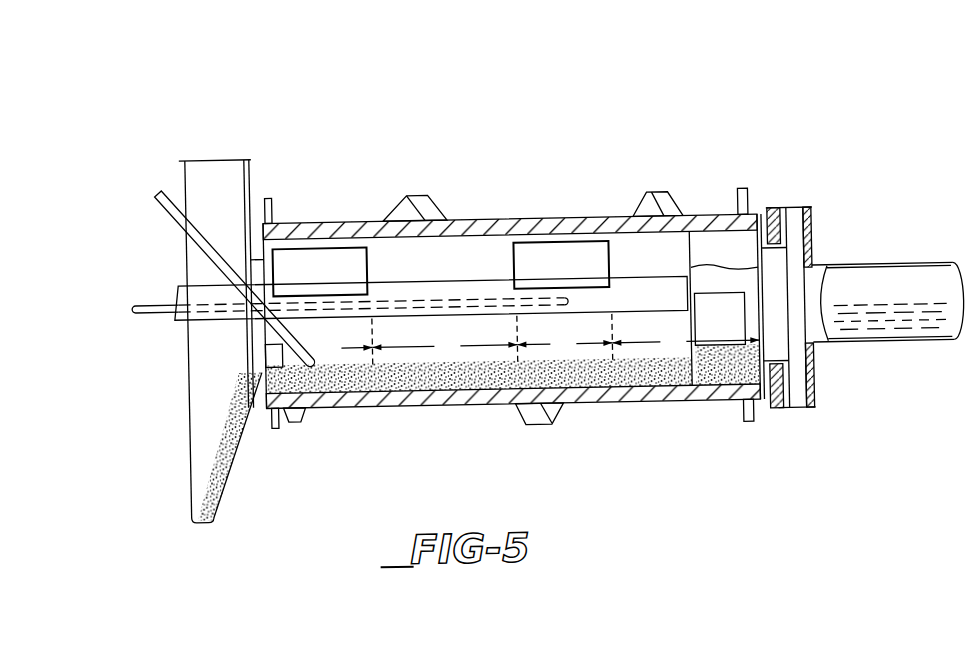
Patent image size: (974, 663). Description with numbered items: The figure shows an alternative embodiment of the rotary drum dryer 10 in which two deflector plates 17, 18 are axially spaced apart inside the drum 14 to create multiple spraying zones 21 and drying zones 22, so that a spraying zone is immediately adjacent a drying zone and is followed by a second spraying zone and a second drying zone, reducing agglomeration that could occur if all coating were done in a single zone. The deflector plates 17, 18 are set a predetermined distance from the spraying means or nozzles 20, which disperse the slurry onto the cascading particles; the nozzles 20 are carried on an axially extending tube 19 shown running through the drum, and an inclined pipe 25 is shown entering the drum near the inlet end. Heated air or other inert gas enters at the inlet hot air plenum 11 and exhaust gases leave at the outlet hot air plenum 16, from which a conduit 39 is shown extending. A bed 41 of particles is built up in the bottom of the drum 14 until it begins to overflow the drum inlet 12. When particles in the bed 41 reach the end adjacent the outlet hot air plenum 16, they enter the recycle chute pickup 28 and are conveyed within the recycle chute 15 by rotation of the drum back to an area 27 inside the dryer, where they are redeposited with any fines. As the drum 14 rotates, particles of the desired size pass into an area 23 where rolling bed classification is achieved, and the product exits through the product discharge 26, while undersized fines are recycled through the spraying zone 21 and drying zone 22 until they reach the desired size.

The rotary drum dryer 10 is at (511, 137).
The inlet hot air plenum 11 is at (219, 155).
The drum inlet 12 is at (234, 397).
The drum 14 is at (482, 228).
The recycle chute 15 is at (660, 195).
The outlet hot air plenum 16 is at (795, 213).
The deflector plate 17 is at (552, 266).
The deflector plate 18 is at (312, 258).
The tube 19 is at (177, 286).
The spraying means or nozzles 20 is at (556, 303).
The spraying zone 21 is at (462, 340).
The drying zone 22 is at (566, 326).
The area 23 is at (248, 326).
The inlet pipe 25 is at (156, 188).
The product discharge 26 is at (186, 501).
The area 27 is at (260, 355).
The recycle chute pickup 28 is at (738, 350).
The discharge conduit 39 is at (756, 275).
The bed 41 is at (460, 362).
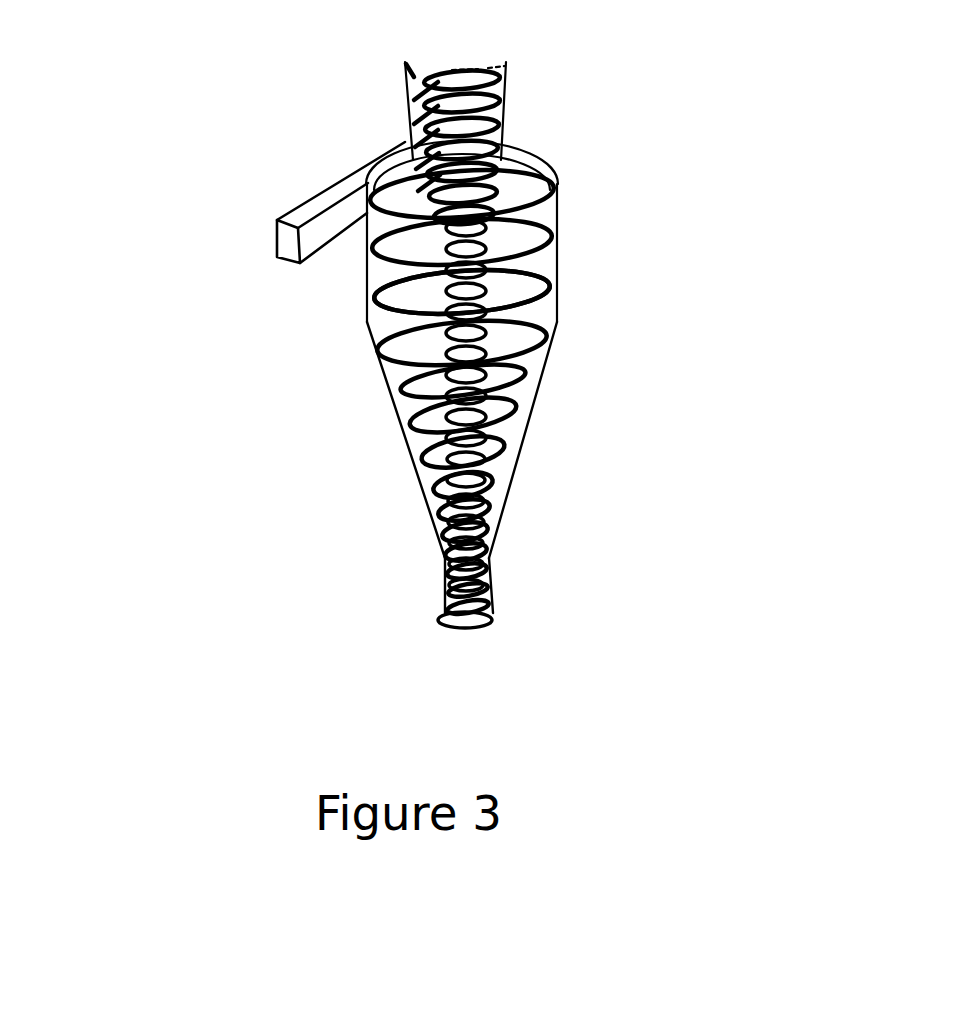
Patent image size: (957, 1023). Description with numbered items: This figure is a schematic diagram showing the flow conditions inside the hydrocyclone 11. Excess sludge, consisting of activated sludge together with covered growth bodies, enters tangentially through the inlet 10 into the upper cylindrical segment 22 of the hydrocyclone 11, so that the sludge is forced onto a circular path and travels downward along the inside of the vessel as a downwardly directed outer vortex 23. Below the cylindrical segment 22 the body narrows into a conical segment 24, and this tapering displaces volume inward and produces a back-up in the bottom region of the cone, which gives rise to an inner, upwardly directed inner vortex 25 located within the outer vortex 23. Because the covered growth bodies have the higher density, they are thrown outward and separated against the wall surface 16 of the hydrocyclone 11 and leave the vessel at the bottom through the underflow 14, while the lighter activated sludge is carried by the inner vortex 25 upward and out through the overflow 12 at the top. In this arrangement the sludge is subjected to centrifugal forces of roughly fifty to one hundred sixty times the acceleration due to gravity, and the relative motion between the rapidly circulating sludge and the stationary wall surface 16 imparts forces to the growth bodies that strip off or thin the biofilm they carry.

▸ WHAT THE EXERCISE ASKS:
Can you rewrite the lines of all the records above as a JSON list of strings, one string per line, leaving out blank lines and the pictures?

▸ COMPLETED EXERCISE:
[
  "Patent image size: (974, 663). Description with numbered items: The figure shows an alternative embodiment of the rotary drum dryer 10 in which two deflector plates 17, 18 are axially spaced apart inside the drum 14 to create multiple spraying zones 21 and drying zones 22, so that a spraying zone is immediately adjacent a drying zone and is followed by a second spraying zone and a second drying zone, reducing agglomeration that could occur if all coating were done in a single zone. The deflector plates 17, 18 are set a predetermined distance from the spraying means or nozzles 20, which disperse the slurry onto the cascading particles; the nozzles 20 are carried on an axially extending tube 19 shown running through the drum, and an inclined pipe 25 is shown entering the drum near the inlet end. Heated air or other inert gas enters at the inlet hot air plenum 11 and exhaust gases leave at the outlet hot air plenum 16, from which a conduit 39 is shown extending. A bed 41 of particles is built up in the bottom of the drum 14 until it begins to overflow the drum inlet 12. When particles in the bed 41 reach the end adjacent the outlet hot air plenum 16, they enter the recycle chute pickup 28 and are conveyed within the recycle chute 15 by rotation of the drum back to an area 27 inside the dryer, where they are redeposited with any fines. As the drum 14 rotates, particles of the desired size pass into an area 23 where rolling bed classification is achieved, and the product exits through the product discharge 26, while undersized fines are recycled through the spraying zone 21 and drying zone 22 until they reach the desired size.",
  "The rotary drum dryer 10 is at (511, 137).",
  "The inlet hot air plenum 11 is at (219, 155).",
  "The drum inlet 12 is at (234, 397).",
  "The drum 14 is at (482, 228).",
  "The recycle chute 15 is at (660, 195).",
  "The outlet hot air plenum 16 is at (795, 213).",
  "The deflector plate 17 is at (552, 266).",
  "The deflector plate 18 is at (312, 258).",
  "The tube 19 is at (177, 286).",
  "The spraying means or nozzles 20 is at (556, 303).",
  "The spraying zone 21 is at (462, 340).",
  "The drying zone 22 is at (566, 326).",
  "The area 23 is at (248, 326).",
  "The inlet pipe 25 is at (156, 188).",
  "The product discharge 26 is at (186, 501).",
  "The area 27 is at (260, 355).",
  "The recycle chute pickup 28 is at (738, 350).",
  "The discharge conduit 39 is at (756, 275).",
  "The bed 41 is at (460, 362).",
  "Patent image size: (957, 1023). Description with numbered items: This figure is a schematic diagram showing the flow conditions inside the hydrocyclone 11. Excess sludge, consisting of activated sludge together with covered growth bodies, enters tangentially through the inlet 10 into the upper cylindrical segment 22 of the hydrocyclone 11, so that the sludge is forced onto a circular path and travels downward along the inside of the vessel as a downwardly directed outer vortex 23. Below the cylindrical segment 22 the body narrows into a conical segment 24, and this tapering displaces volume inward and produces a back-up in the bottom region of the cone, which gives rise to an inner, upwardly directed inner vortex 25 located within the outer vortex 23. Because the covered growth bodies have the higher density, they are thrown outward and separated against the wall surface 16 of the hydrocyclone 11 and leave the vessel at the bottom through the underflow 14, while the lighter activated sludge is carried by the inner vortex 25 upward and out through the overflow 12 at the top. In this arrangement the sludge is subjected to centrifugal forces of roughly fifty to one hundred sixty times the acceleration due to gravity, and the relative motion between the rapidly circulating sludge and the stationary wall surface 16 imparts forces to the growth bodies that strip off or thin the biofilm they carry."
]